● Prompt
Scan the data that follows and count the lines with the string "ylabel"; answer with the count alone.

----- Recorded data

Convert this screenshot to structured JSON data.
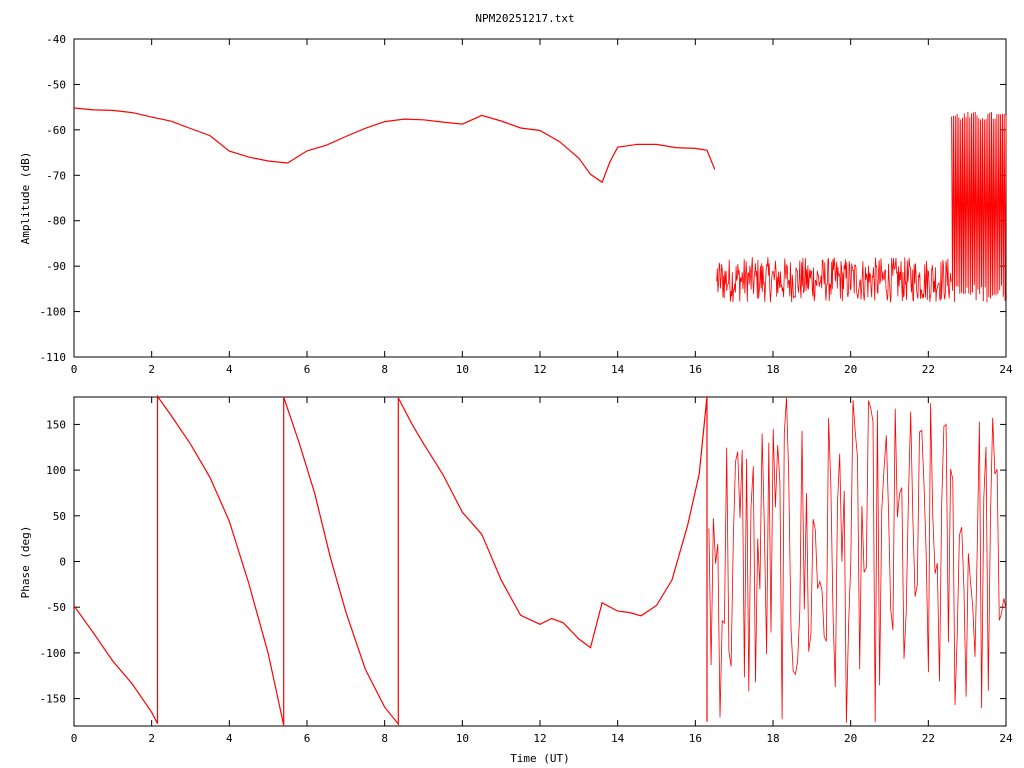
{
  "chart_data": [
    {
      "type": "line",
      "title": "NPM20251217.txt",
      "xlabel": "",
      "ylabel": "Amplitude (dB)",
      "xlim": [
        0,
        24
      ],
      "ylim": [
        -110,
        -40
      ],
      "xticks": [
        0,
        2,
        4,
        6,
        8,
        10,
        12,
        14,
        16,
        18,
        20,
        22,
        24
      ],
      "yticks": [
        -40,
        -50,
        -60,
        -70,
        -80,
        -90,
        -100,
        -110
      ],
      "grid": false,
      "color": "#ff0000",
      "series": [
        {
          "x": [
            0,
            0.5,
            1,
            1.5,
            2,
            2.5,
            3,
            3.5,
            4,
            4.5,
            5,
            5.5,
            6,
            6.5,
            7,
            7.5,
            8,
            8.5,
            9,
            9.5,
            10,
            10.5,
            11,
            11.5,
            12,
            12.5,
            13,
            13.3,
            13.6,
            13.8,
            14,
            14.5,
            15,
            15.5,
            16,
            16.3,
            16.5
          ],
          "values": [
            -55.5,
            -55.5,
            -55.8,
            -56.5,
            -57.3,
            -58.2,
            -59.5,
            -61.5,
            -64.8,
            -66.2,
            -67.0,
            -67.2,
            -64.8,
            -63.2,
            -61.5,
            -59.5,
            -58.0,
            -57.8,
            -58.0,
            -58.5,
            -58.5,
            -56.8,
            -58.2,
            -59.5,
            -60.0,
            -62.5,
            -66.5,
            -70.0,
            -71.5,
            -67.0,
            -64.0,
            -63.0,
            -63.0,
            -63.8,
            -64.0,
            -64.5,
            -69.0
          ]
        }
      ],
      "noise": {
        "x_start": 16.55,
        "x_end": 22.6,
        "low": -98,
        "high": -88
      },
      "recovery": {
        "x_start": 22.6,
        "x_end": 24,
        "high": -58,
        "low": -98
      }
    },
    {
      "type": "line",
      "title": "",
      "xlabel": "Time (UT)",
      "ylabel": "Phase (deg)",
      "xlim": [
        0,
        24
      ],
      "ylim": [
        -180,
        180
      ],
      "xticks": [
        0,
        2,
        4,
        6,
        8,
        10,
        12,
        14,
        16,
        18,
        20,
        22,
        24
      ],
      "yticks": [
        150,
        100,
        50,
        0,
        -50,
        -100,
        -150
      ],
      "grid": false,
      "color": "#ff0000",
      "series": [
        {
          "x": [
            0,
            0.5,
            1.0,
            1.5,
            2.0,
            2.15,
            2.15,
            2.5,
            3.0,
            3.5,
            4.0,
            4.5,
            5.0,
            5.4,
            5.4,
            5.8,
            6.2,
            6.6,
            7.0,
            7.5,
            8.0,
            8.35,
            8.35,
            8.7,
            9.0,
            9.5,
            10.0,
            10.5,
            11.0,
            11.5,
            12.0,
            12.3,
            12.6,
            13.0,
            13.3,
            13.6,
            14.0,
            14.3,
            14.6,
            15.0,
            15.4,
            15.8,
            16.1,
            16.3,
            16.3
          ],
          "values": [
            -48,
            -78,
            -108,
            -135,
            -165,
            -178,
            180,
            160,
            128,
            92,
            45,
            -25,
            -100,
            -178,
            180,
            130,
            75,
            5,
            -55,
            -118,
            -160,
            -178,
            180,
            150,
            130,
            95,
            55,
            30,
            -20,
            -58,
            -68,
            -62,
            -68,
            -85,
            -95,
            -45,
            -55,
            -55,
            -60,
            -48,
            -20,
            40,
            95,
            180,
            -175
          ]
        }
      ],
      "noise": {
        "x_start": 16.35,
        "x_end": 24,
        "low": -180,
        "high": 180
      }
    }
  ]
}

----------

● Exercise result
2